#### Your instructions:
Convert the rows from the first one through the one containing "y-tick-label: 1000 bbox=[49, 197, 87, 216]", both included, into a JSON list of strings with one string per line and blank lines omitted.

:: Provided information

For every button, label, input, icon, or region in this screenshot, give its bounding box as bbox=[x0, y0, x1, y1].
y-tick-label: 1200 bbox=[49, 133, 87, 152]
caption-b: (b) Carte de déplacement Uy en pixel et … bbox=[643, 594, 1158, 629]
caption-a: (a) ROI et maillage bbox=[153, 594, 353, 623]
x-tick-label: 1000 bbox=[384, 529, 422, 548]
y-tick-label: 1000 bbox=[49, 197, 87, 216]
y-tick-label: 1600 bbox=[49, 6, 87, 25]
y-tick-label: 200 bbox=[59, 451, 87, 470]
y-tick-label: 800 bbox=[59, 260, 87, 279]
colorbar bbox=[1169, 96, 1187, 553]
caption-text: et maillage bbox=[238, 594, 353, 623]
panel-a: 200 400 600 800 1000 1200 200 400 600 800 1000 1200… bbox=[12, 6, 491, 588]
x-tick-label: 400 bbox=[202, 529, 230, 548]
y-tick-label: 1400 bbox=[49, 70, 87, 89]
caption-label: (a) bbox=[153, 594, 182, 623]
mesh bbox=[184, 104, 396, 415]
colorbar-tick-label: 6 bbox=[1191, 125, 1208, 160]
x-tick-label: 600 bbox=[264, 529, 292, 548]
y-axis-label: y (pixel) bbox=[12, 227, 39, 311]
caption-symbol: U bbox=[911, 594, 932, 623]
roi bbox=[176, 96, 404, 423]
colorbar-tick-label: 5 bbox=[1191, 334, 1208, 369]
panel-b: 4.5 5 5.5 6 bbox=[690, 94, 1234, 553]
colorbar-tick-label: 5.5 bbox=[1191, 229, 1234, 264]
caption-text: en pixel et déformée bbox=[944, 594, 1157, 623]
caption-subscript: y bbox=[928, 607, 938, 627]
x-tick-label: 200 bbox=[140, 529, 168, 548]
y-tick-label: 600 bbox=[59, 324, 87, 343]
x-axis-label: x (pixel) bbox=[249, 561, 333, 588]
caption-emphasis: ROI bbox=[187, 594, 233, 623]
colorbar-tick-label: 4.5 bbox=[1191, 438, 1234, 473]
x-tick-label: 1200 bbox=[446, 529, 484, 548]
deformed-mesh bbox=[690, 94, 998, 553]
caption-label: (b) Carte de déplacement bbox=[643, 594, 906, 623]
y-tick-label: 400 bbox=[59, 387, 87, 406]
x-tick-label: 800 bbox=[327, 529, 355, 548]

::::

#### Task answer:
[
  "For every button, label, input, icon, or region in this screenshot, give its bounding box as bbox=[x0, y0, x1, y1].",
  "y-tick-label: 1200 bbox=[49, 133, 87, 152]",
  "caption-b: (b) Carte de déplacement Uy en pixel et … bbox=[643, 594, 1158, 629]",
  "caption-a: (a) ROI et maillage bbox=[153, 594, 353, 623]",
  "x-tick-label: 1000 bbox=[384, 529, 422, 548]",
  "y-tick-label: 1000 bbox=[49, 197, 87, 216]"
]